Problem description
Check each line of the listing, and copy it if it contains the word "Container".

───── Exercise material

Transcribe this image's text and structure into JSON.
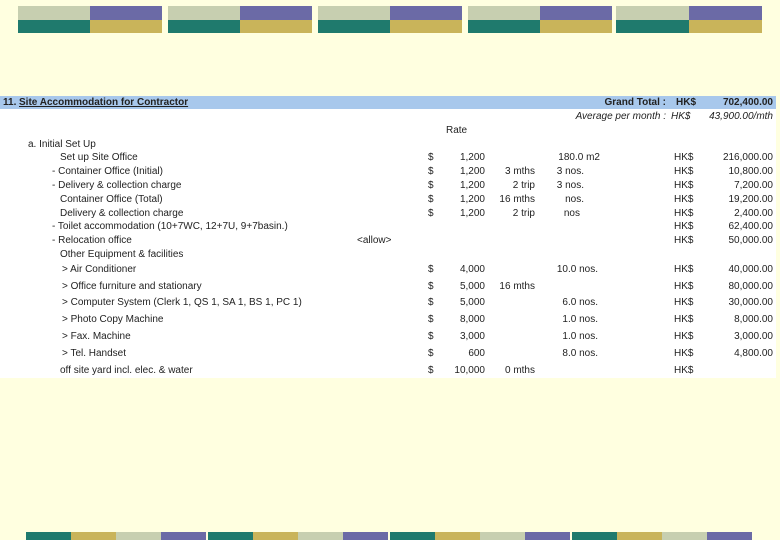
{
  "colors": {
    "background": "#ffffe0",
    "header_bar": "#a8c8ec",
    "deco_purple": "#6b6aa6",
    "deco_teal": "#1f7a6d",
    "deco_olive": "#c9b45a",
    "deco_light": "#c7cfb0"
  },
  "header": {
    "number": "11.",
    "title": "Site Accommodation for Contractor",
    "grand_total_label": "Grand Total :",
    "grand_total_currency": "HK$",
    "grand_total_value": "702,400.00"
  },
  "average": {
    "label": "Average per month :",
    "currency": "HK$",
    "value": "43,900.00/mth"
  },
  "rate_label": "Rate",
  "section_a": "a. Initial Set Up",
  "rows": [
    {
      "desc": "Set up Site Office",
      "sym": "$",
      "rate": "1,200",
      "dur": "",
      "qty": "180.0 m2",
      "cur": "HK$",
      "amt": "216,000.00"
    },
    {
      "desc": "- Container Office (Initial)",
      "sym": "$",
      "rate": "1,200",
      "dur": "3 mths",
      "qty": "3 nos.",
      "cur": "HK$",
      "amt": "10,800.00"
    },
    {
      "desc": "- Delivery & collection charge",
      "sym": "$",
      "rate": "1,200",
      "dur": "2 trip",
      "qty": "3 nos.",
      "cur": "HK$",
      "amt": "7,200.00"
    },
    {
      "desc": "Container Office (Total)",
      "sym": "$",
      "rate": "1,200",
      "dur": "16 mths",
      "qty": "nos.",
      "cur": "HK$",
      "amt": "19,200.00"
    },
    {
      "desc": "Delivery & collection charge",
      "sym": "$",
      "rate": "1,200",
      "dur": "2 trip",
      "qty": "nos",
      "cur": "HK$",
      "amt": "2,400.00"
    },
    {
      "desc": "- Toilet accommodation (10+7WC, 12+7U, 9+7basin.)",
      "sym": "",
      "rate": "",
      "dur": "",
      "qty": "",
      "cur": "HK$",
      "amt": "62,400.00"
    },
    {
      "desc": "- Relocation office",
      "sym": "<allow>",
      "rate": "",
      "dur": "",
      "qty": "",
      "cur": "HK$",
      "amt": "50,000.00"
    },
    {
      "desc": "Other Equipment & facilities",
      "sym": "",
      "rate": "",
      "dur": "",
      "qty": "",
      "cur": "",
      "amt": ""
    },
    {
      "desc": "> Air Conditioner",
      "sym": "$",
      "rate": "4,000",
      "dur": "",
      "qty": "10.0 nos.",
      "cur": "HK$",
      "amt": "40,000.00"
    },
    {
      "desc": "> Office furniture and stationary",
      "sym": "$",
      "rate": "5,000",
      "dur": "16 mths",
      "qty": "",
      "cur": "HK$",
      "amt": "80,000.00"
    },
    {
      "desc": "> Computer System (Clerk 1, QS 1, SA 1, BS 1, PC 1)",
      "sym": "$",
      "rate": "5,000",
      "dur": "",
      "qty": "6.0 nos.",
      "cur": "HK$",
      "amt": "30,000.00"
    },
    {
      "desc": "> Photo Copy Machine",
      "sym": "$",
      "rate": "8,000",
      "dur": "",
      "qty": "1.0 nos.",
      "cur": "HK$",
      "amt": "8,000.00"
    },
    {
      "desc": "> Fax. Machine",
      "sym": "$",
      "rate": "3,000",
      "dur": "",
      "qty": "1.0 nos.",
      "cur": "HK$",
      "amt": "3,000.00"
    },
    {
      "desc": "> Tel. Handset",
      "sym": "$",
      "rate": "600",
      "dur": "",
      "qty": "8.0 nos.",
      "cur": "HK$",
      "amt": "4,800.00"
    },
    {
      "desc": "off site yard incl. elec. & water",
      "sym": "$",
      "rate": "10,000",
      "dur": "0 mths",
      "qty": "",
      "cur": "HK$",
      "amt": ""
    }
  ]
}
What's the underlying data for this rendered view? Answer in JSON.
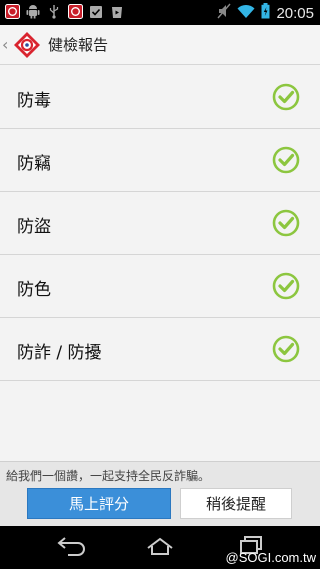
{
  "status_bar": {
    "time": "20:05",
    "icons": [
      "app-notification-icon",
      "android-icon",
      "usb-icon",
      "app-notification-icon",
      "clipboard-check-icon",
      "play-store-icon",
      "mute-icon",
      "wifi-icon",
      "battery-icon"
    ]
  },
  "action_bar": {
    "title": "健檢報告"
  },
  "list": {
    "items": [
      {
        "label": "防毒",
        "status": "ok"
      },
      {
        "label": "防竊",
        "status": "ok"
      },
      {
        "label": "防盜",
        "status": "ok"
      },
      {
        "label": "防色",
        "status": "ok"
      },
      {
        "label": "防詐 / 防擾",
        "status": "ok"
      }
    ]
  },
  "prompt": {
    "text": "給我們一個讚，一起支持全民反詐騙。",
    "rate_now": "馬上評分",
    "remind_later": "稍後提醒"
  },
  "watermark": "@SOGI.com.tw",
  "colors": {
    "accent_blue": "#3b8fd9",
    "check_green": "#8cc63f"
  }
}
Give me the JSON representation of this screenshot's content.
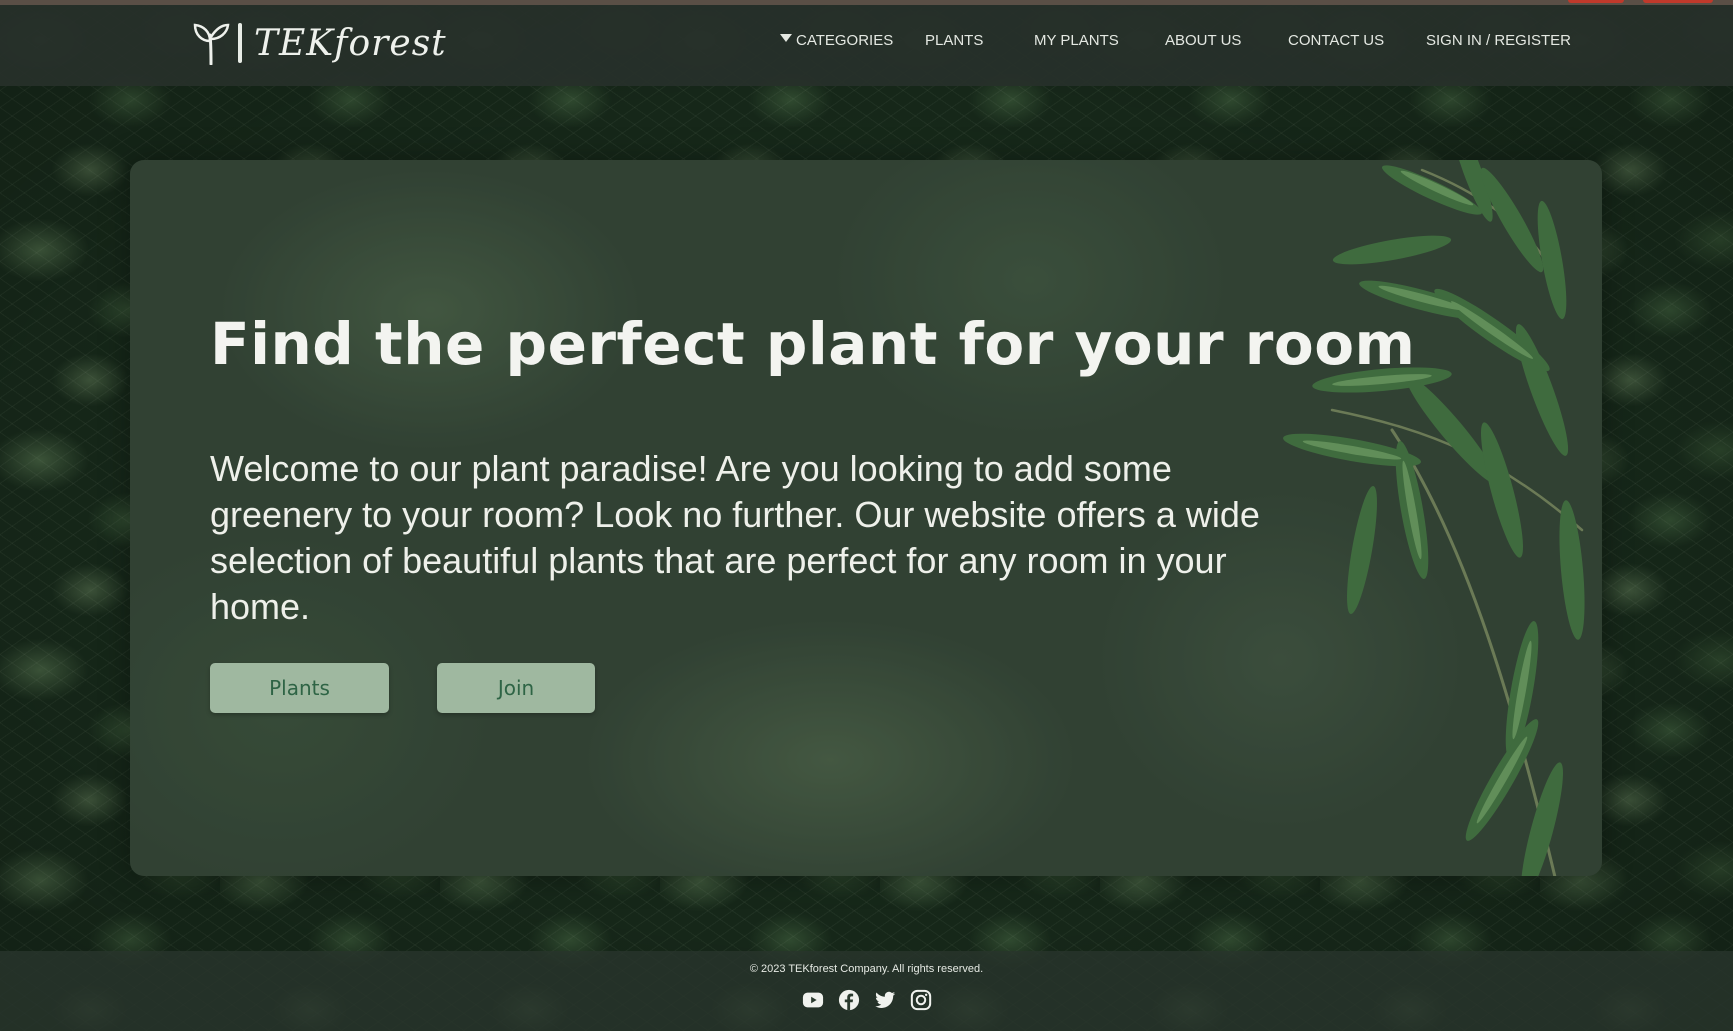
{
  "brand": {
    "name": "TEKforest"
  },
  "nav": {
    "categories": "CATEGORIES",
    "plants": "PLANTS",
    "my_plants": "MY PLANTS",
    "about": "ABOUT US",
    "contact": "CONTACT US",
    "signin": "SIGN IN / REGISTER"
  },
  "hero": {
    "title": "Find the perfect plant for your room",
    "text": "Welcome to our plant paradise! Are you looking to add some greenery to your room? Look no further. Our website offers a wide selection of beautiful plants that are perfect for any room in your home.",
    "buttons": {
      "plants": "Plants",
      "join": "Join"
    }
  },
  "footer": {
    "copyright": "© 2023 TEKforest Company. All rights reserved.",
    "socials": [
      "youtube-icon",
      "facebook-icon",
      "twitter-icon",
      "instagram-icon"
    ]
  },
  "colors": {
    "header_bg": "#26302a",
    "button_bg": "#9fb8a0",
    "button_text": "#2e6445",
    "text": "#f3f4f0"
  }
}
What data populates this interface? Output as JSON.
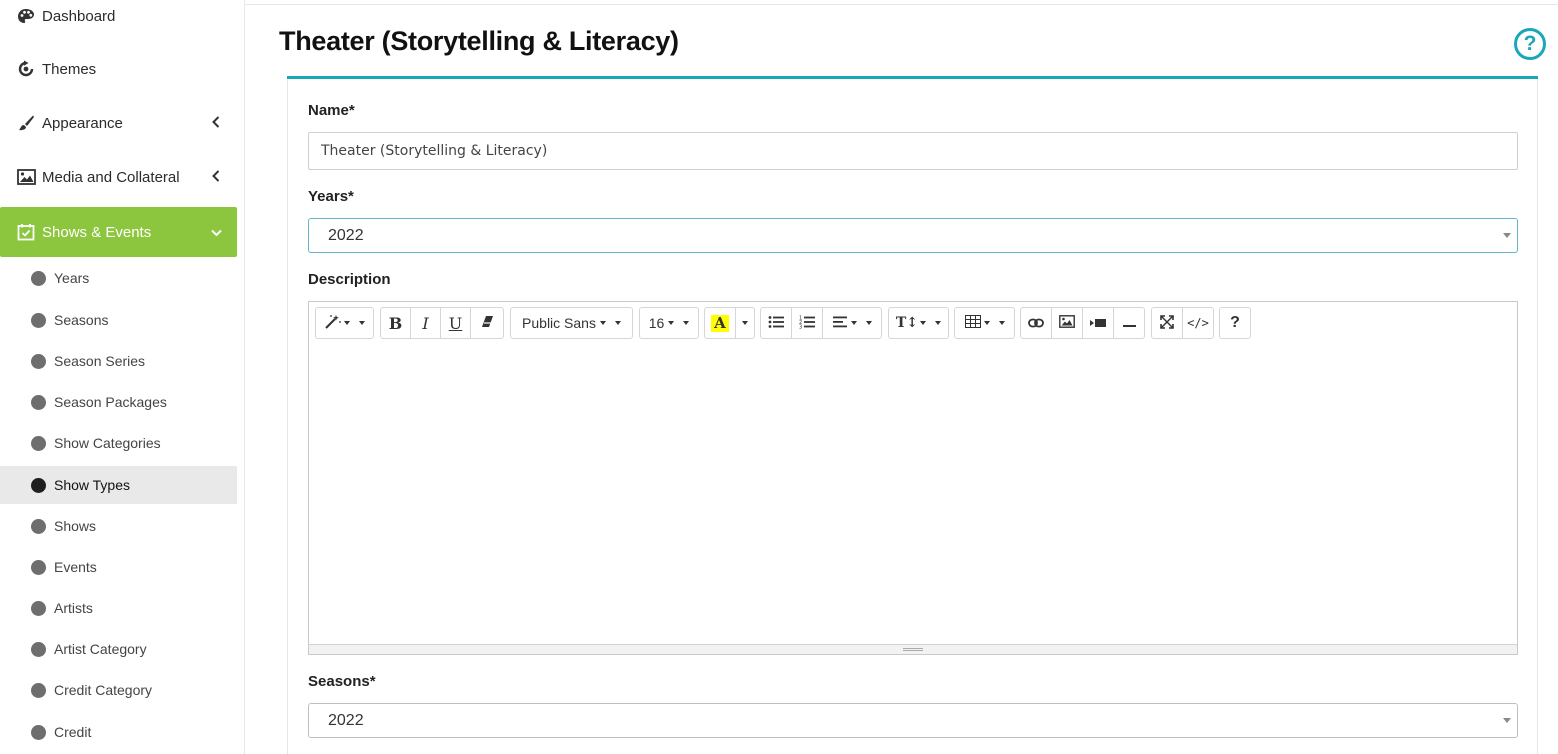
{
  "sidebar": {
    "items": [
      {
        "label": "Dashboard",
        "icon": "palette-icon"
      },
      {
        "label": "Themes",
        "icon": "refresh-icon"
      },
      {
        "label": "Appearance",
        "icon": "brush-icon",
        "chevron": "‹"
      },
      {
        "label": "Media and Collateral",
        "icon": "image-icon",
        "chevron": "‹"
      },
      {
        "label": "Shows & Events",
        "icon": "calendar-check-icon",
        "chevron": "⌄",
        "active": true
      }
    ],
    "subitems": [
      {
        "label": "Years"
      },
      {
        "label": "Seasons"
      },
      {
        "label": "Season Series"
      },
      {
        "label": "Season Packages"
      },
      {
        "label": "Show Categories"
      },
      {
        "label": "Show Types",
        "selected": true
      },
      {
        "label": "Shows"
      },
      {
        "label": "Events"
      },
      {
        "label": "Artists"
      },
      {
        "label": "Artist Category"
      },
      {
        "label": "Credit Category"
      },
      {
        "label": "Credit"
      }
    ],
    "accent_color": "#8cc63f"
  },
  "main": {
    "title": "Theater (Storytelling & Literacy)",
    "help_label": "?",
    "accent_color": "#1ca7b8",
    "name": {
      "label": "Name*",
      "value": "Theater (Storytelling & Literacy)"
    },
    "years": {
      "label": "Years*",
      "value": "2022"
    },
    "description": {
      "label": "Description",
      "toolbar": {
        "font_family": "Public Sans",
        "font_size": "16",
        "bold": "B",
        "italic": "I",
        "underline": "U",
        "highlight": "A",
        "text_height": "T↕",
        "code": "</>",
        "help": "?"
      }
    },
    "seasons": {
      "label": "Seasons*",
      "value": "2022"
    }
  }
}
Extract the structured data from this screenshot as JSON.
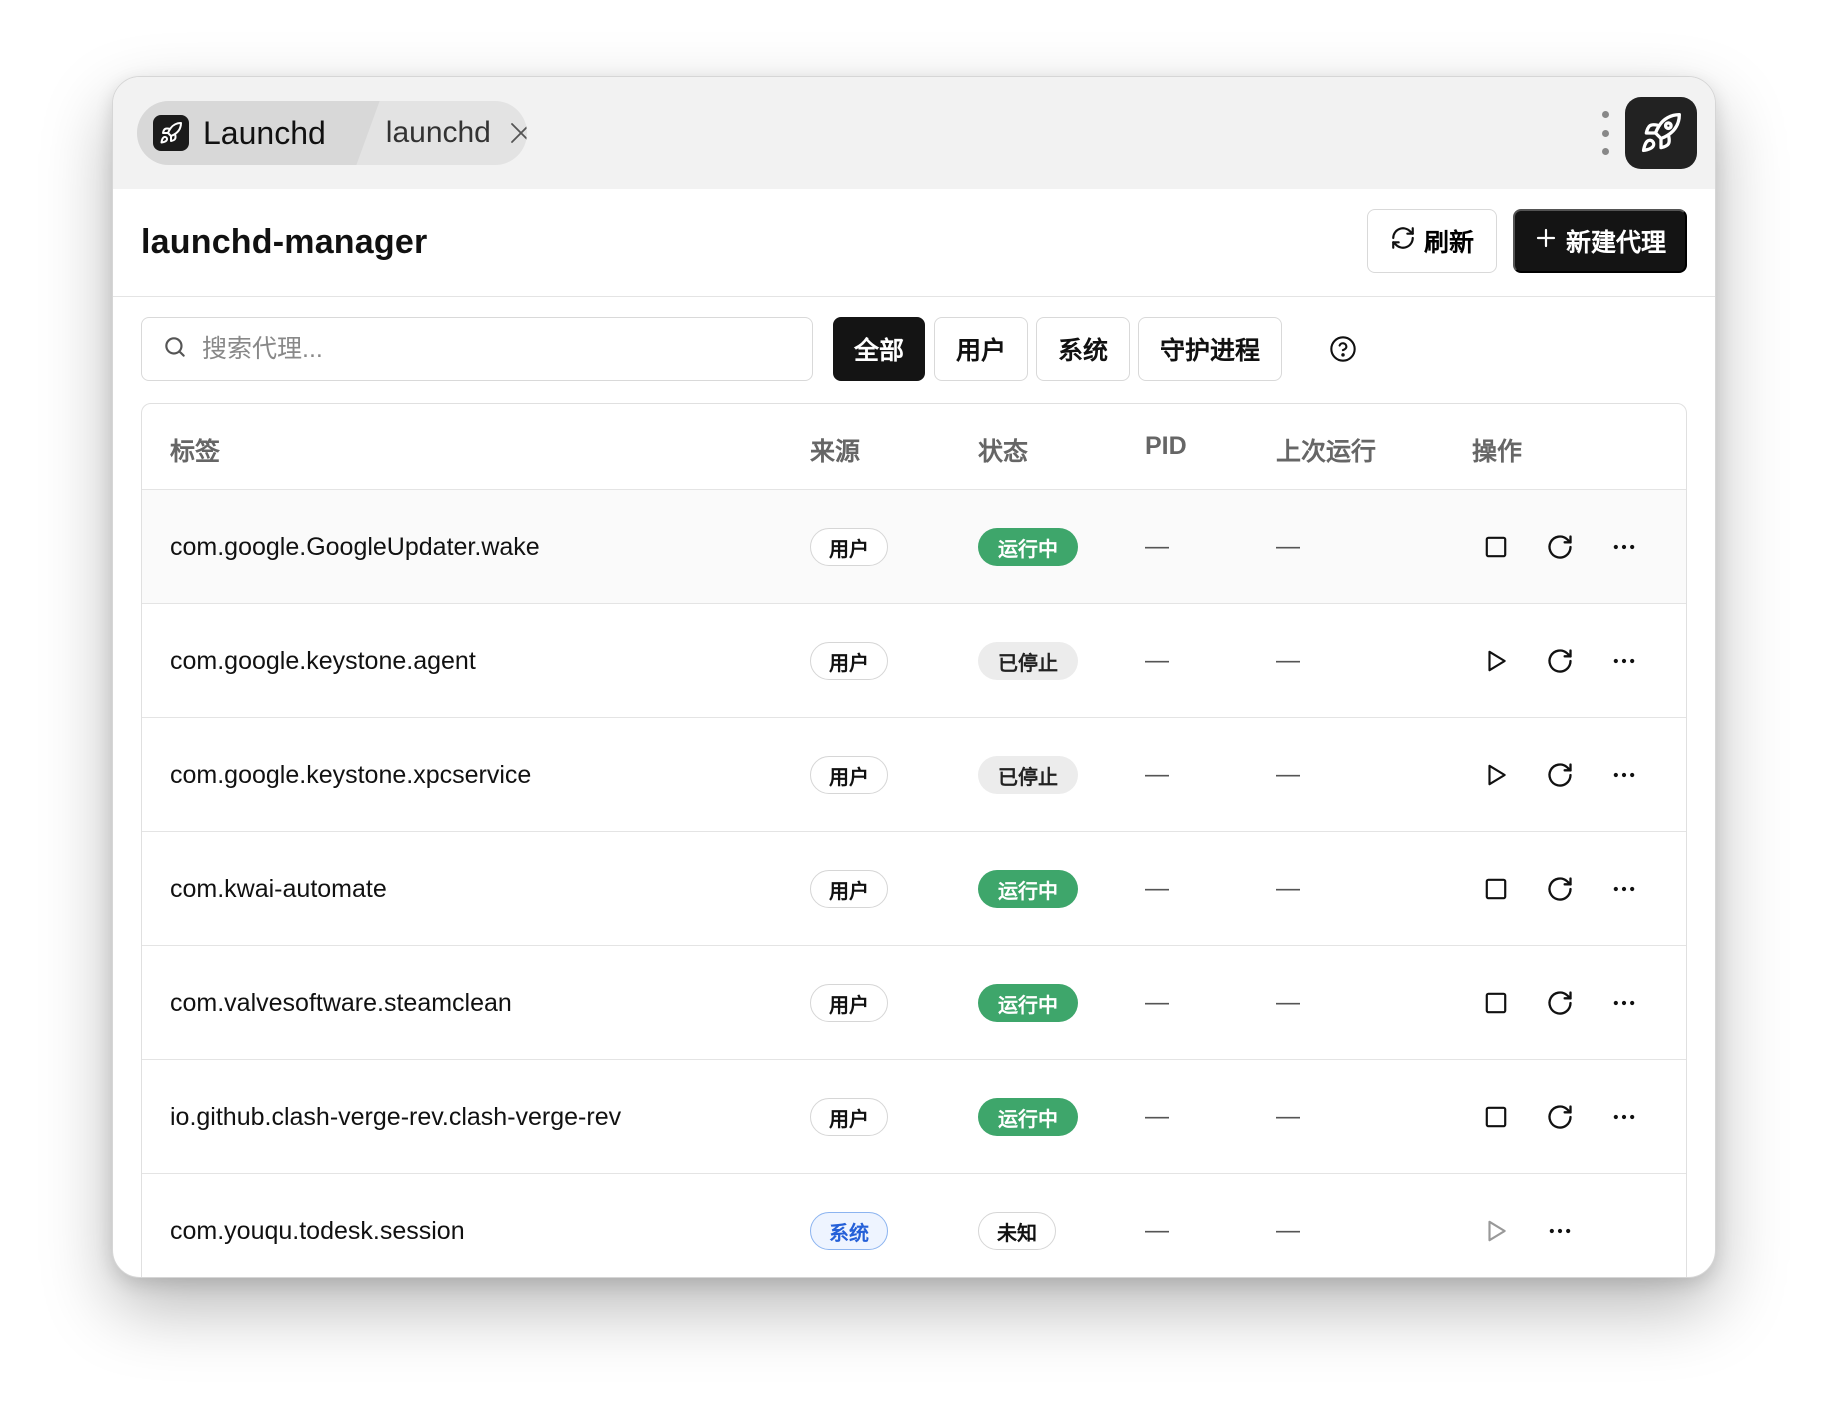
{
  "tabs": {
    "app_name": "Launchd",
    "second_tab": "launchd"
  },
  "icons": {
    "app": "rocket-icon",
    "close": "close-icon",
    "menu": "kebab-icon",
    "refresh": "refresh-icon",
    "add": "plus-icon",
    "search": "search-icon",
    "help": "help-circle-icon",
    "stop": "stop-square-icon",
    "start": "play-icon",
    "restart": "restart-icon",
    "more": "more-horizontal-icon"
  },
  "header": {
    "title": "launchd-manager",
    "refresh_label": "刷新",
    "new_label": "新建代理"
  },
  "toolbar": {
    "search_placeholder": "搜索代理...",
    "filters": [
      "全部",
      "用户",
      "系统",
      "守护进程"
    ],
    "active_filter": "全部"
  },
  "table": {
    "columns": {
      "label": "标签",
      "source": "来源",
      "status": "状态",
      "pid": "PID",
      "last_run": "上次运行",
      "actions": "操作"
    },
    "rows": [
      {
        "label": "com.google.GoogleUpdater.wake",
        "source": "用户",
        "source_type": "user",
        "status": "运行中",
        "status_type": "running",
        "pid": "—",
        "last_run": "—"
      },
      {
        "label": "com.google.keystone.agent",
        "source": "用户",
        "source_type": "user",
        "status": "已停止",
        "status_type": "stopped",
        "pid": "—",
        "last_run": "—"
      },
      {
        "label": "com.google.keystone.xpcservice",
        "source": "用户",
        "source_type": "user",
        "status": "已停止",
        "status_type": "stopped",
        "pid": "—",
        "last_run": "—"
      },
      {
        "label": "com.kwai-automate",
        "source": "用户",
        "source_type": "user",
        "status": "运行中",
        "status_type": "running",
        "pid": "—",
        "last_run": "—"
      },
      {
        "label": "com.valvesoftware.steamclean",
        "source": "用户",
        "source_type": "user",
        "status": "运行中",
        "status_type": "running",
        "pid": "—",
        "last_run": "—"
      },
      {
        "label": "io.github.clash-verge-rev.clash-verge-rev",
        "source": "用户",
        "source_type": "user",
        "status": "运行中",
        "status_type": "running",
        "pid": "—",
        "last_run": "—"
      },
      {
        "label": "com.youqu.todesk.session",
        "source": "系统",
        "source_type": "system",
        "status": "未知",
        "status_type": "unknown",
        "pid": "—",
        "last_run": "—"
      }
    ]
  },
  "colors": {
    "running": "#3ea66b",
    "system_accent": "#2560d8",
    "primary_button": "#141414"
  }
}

──────────

Solution to the problem
      "desc": "- Container Office (Initial)",
      "desc": "Container Office (Total)",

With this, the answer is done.